╭─ Exercise material

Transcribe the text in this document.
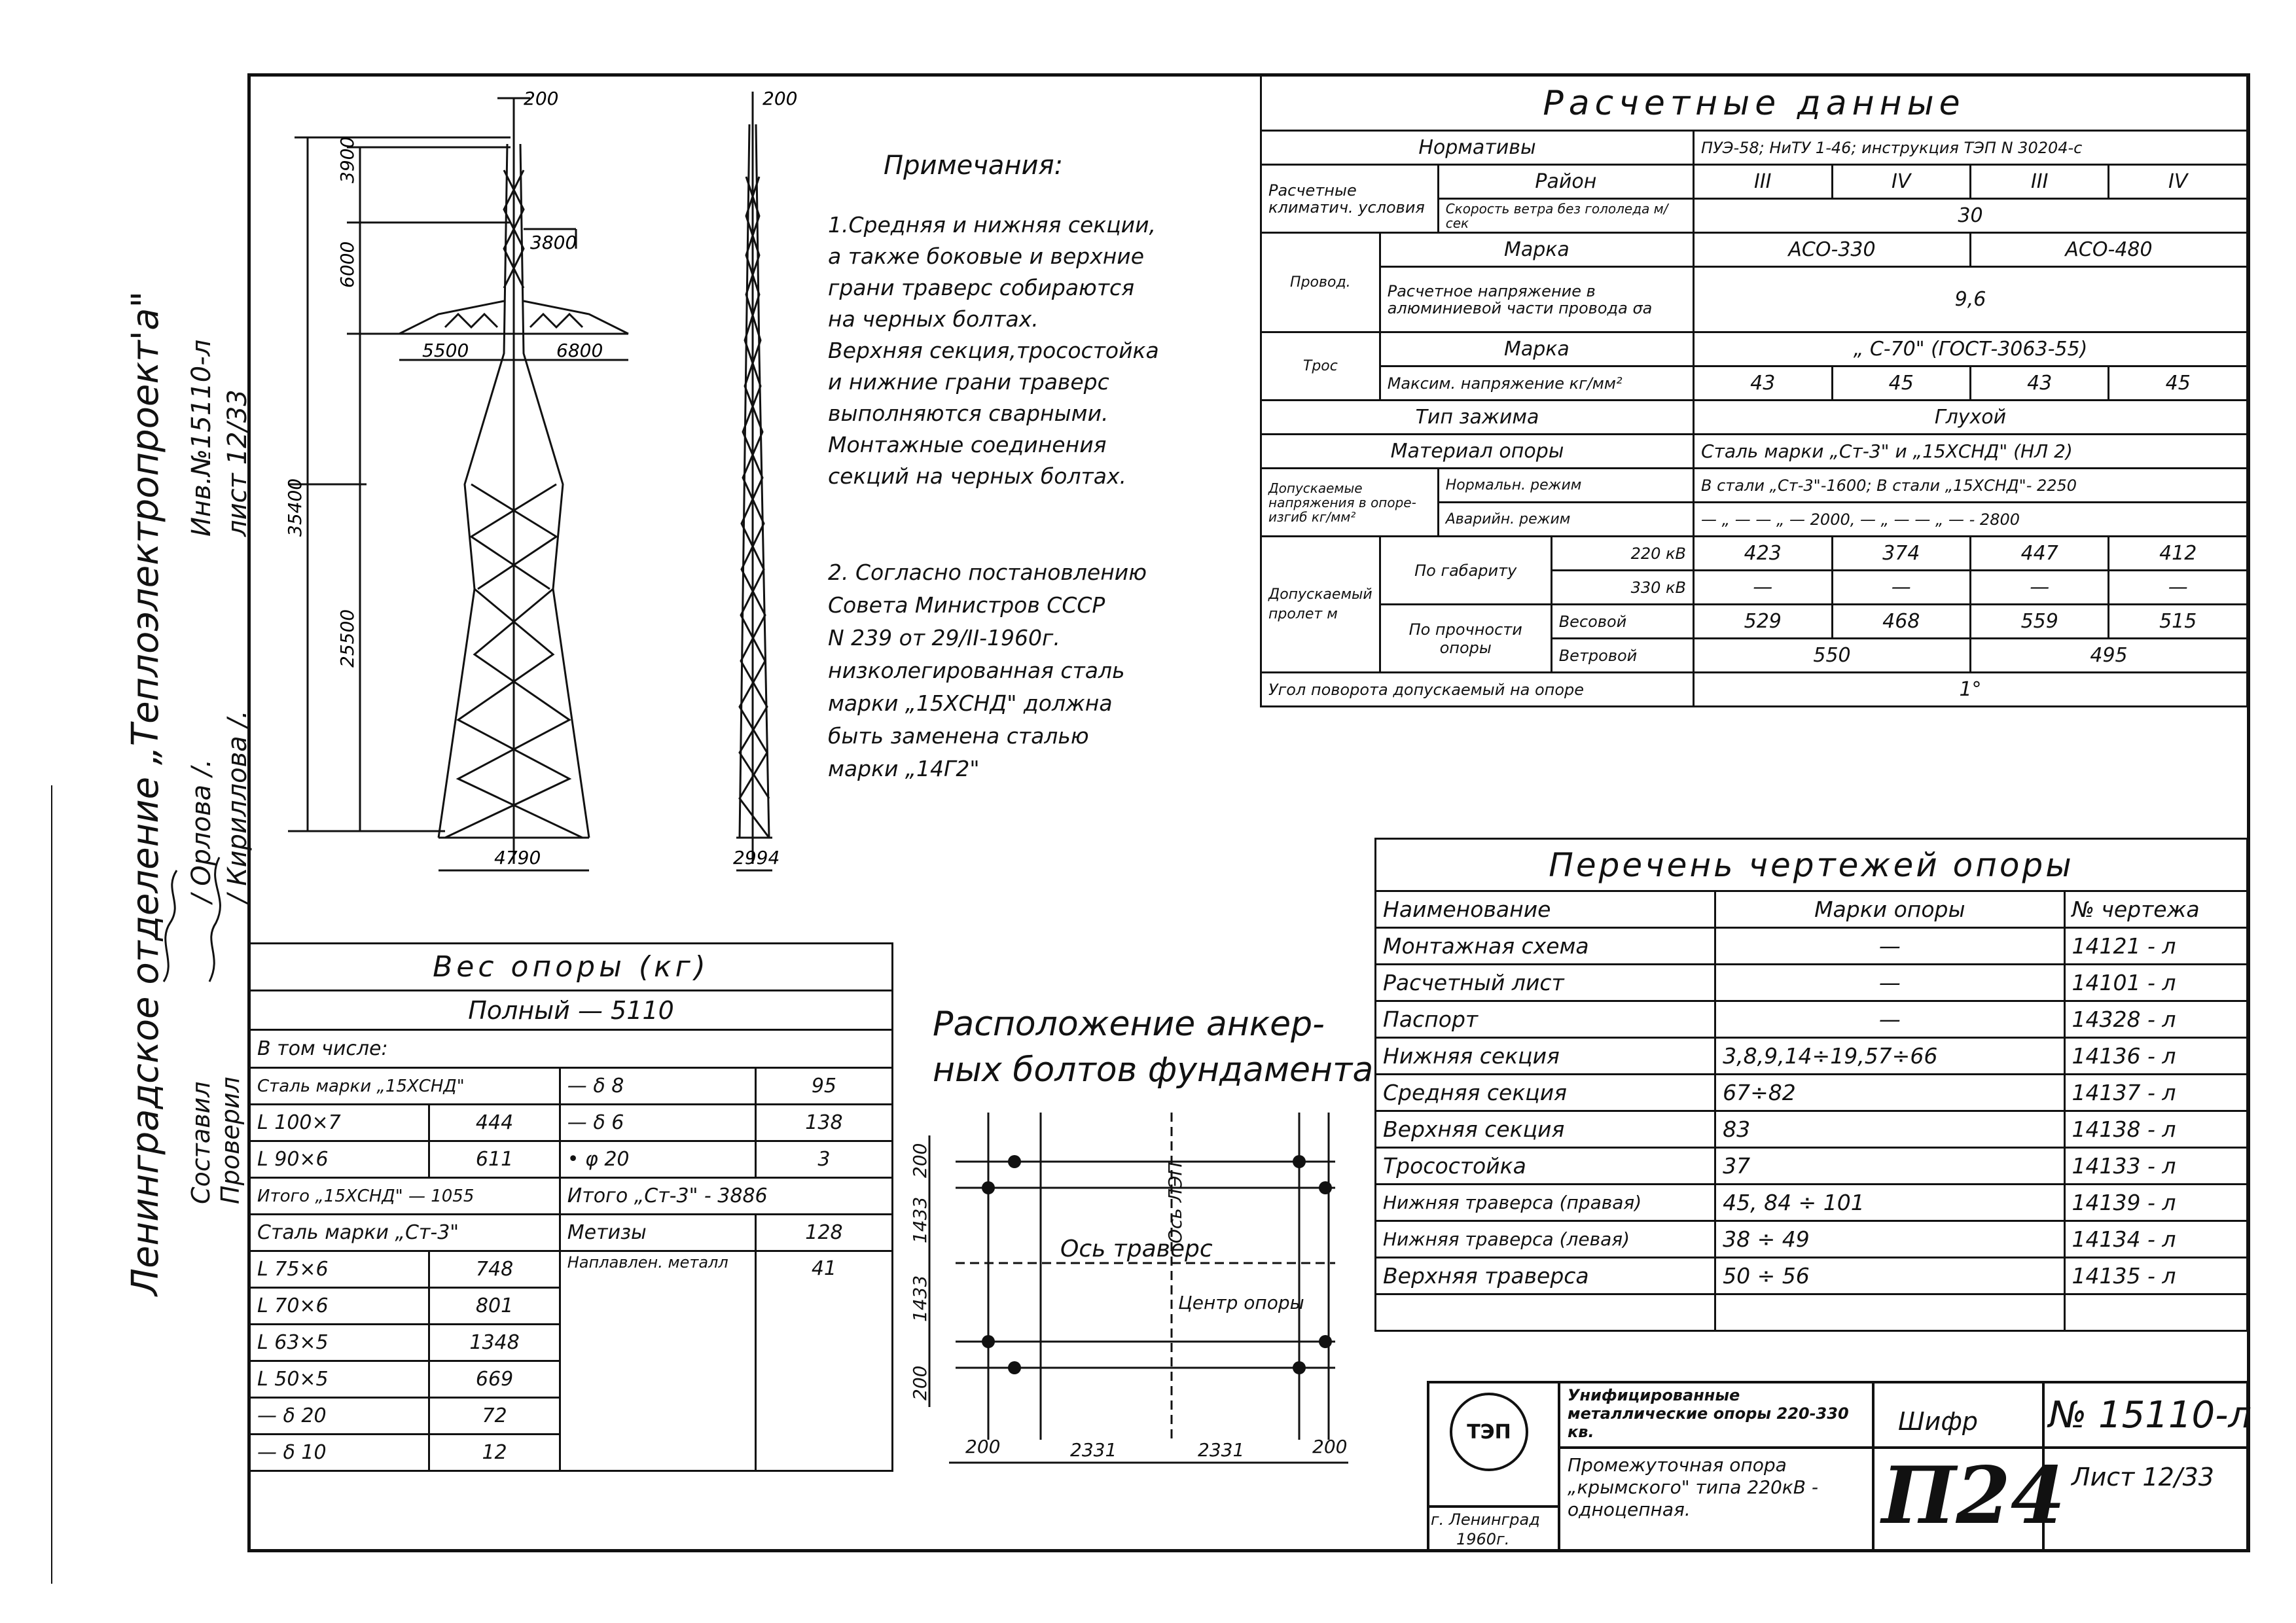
Ленинградское отделение „Теплоэлектропроект'а" Составил Проверил
/ Орлова /. / Кириллова /.
Инв.№15110-л лист 12/33
200
3900
6000	3800
5500	6800
35400
25500
4790
200
2994
Примечания:
1.Средняя и нижняя секции,
а также боковые и верхние
грани траверс собираются
на черных болтах.
Верхняя секция,тросостойка
и нижние грани траверс
выполняются сварными.
Монтажные соединения
секций на черных болтах.
2. Согласно постановлению
Совета Министров СССР
N 239 от 29/II-1960г.
низколегированная сталь
марки „15ХСНД" должна
быть заменена сталью
марки „14Г2"
Расчетные данные							
Нормативы				ПУЭ-58; НиТУ 1-46; инструкция ТЭП N 30204-с			
Расчетные климатич. условия		Район		III	IV	III	IV
		Скорость ветра без гололеда м/сек		30			
Провод.	Марка			АСО-330		АСО-480	
	Расчетное напряжение в алюминиевой части провода σа			9,6			
Трос	Марка			„ С-70" (ГОСТ-3063-55)			
	Максим. напряжение кг/мм²			43	45	43	45
Тип зажима				Глухой			
Материал опоры				Сталь марки „Ст-3" и „15ХСНД" (НЛ 2)			
Допускаемые напряжения в опоре-изгиб кг/мм²		Нормальн. режим		В стали „Ст-3"-1600; В стали „15ХСНД"- 2250			
		Аварийн. режим		— „ — — „ — 2000, — „ — — „ — - 2800			
Допускаемый пролет м	По габариту		220 кВ	423	374	447	412
			330 кВ	—	—	—	—
	По прочности опоры		Весовой	529	468	559	515
			Ветровой	550		495	
Угол поворота допускаемый на опоре				1°			
Вес опоры (кг)			
Полный — 5110			
В том числе:			
Сталь марки „15ХСНД"		— δ 8	95
L 100×7	444	— δ 6	138
L 90×6	611	• φ 20	3
Итого „15ХСНД" — 1055		Итого „Ст-3" - 3886	
Сталь марки „Ст-3"		Метизы	128
L 75×6	748	Наплавлен. металл	41
L 70×6	801		
L 63×5	1348		
L 50×5	669		
— δ 20	72		
— δ 10	12		
Расположение анкер-
ных болтов фундамента
Ось траверс
Ось ЛЭП
Центр опоры
200
1433
1433
200
200	2331	2331	200
Перечень чертежей опоры		
Наименование	Марки опоры	№ чертежа
Монтажная схема	—	14121 - л
Расчетный лист	—	14101 - л
Паспорт	—	14328 - л
Нижняя секция	3,8,9,14÷19,57÷66	14136 - л
Средняя секция	67÷82	14137 - л
Верхняя секция	83	14138 - л
Тросостойка	37	14133 - л
Нижняя траверса (правая)	45, 84 ÷ 101	14139 - л
Нижняя траверса (левая)	38 ÷ 49	14134 - л
Верхняя траверса	50 ÷ 56	14135 - л

ТЭП
г. Ленинград
1960г.
Унифицированные металлические опоры 220-330 кв.
Промежуточная опора „крымского" типа 220кВ - одноцепная.
Шифр
П24
№ 15110-л
Лист 12/33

╰─

Sift the material for lines with the string "Марка". Copy each one found.

Solution:
Провод.	Марка			АСО-330		АСО-480	
Трос	Марка			„ С-70" (ГОСТ-3063-55)			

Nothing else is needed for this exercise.